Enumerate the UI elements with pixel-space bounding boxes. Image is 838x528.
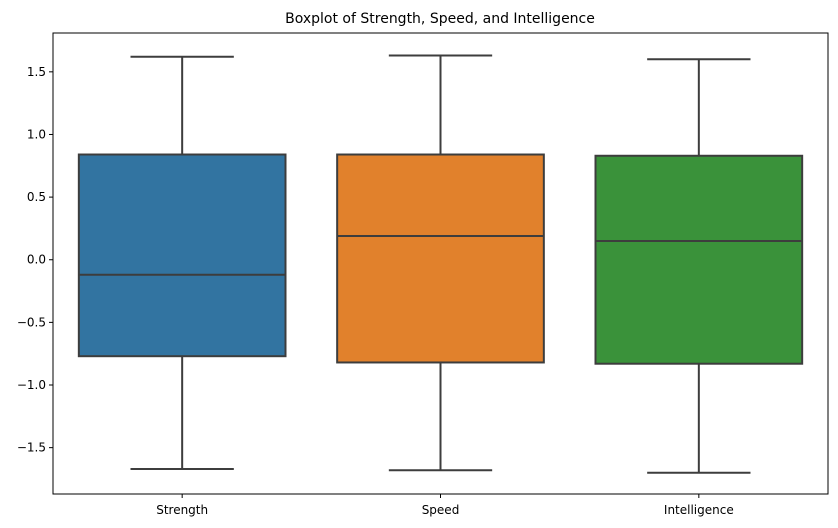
iqr-box: [594, 154, 804, 365]
y-tick-label: 1.5: [27, 65, 46, 79]
y-tick-label: 1.0: [27, 127, 46, 141]
x-tick-label: Intelligence: [664, 503, 734, 517]
box-speed: [336, 54, 545, 472]
iqr-box: [77, 153, 287, 358]
x-tick-label: Speed: [422, 503, 460, 517]
box-intelligence: [594, 58, 804, 474]
y-tick-label: −1.0: [17, 378, 46, 392]
chart-title: Boxplot of Strength, Speed, and Intellig…: [285, 11, 595, 27]
x-tick-label: Strength: [156, 503, 208, 517]
y-tick-label: −1.5: [17, 441, 46, 455]
plot-frame: [52, 32, 829, 495]
plot-area: [77, 54, 804, 474]
y-tick-label: 0.0: [27, 253, 46, 267]
box-strength: [77, 55, 287, 470]
iqr-box: [336, 153, 545, 364]
y-axis: −1.5 −1.0 −0.5 0.0 0.5 1.0 1.5: [17, 65, 53, 455]
y-tick-label: −0.5: [17, 315, 46, 329]
x-axis: Strength Speed Intelligence: [156, 494, 734, 517]
y-tick-label: 0.5: [27, 190, 46, 204]
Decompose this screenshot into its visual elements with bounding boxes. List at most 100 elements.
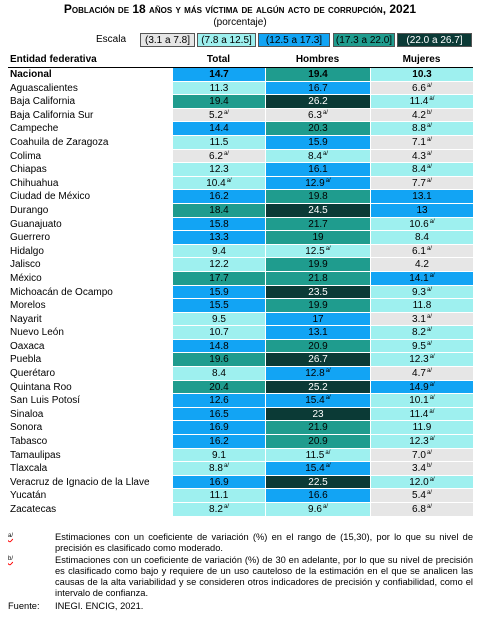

——

Rewrite the records with every "bounding boxes" replaced by "bounding rectangles" and all other text unchanged. Leave the pictures out.

- Written solution:
Enumerate the UI elements with pixel-space bounding rectangles. Image is 838x528.
iqr-box: [594, 154, 804, 365]
y-tick-label: 1.5: [27, 65, 46, 79]
y-tick-label: 1.0: [27, 127, 46, 141]
x-tick-label: Intelligence: [664, 503, 734, 517]
box-speed: [336, 54, 545, 472]
iqr-box: [77, 153, 287, 358]
x-tick-label: Speed: [422, 503, 460, 517]
box-intelligence: [594, 58, 804, 474]
y-tick-label: −1.0: [17, 378, 46, 392]
chart-title: Boxplot of Strength, Speed, and Intellig…: [285, 11, 595, 27]
x-tick-label: Strength: [156, 503, 208, 517]
y-tick-label: −1.5: [17, 441, 46, 455]
plot-frame: [52, 32, 829, 495]
plot-area: [77, 54, 804, 474]
y-tick-label: 0.0: [27, 253, 46, 267]
box-strength: [77, 55, 287, 470]
iqr-box: [336, 153, 545, 364]
y-axis: −1.5 −1.0 −0.5 0.0 0.5 1.0 1.5: [17, 65, 53, 455]
y-tick-label: −0.5: [17, 315, 46, 329]
x-axis: Strength Speed Intelligence: [156, 494, 734, 517]
y-tick-label: 0.5: [27, 190, 46, 204]
Decompose this screenshot into its visual elements with bounding rectangles. List at most 100 elements.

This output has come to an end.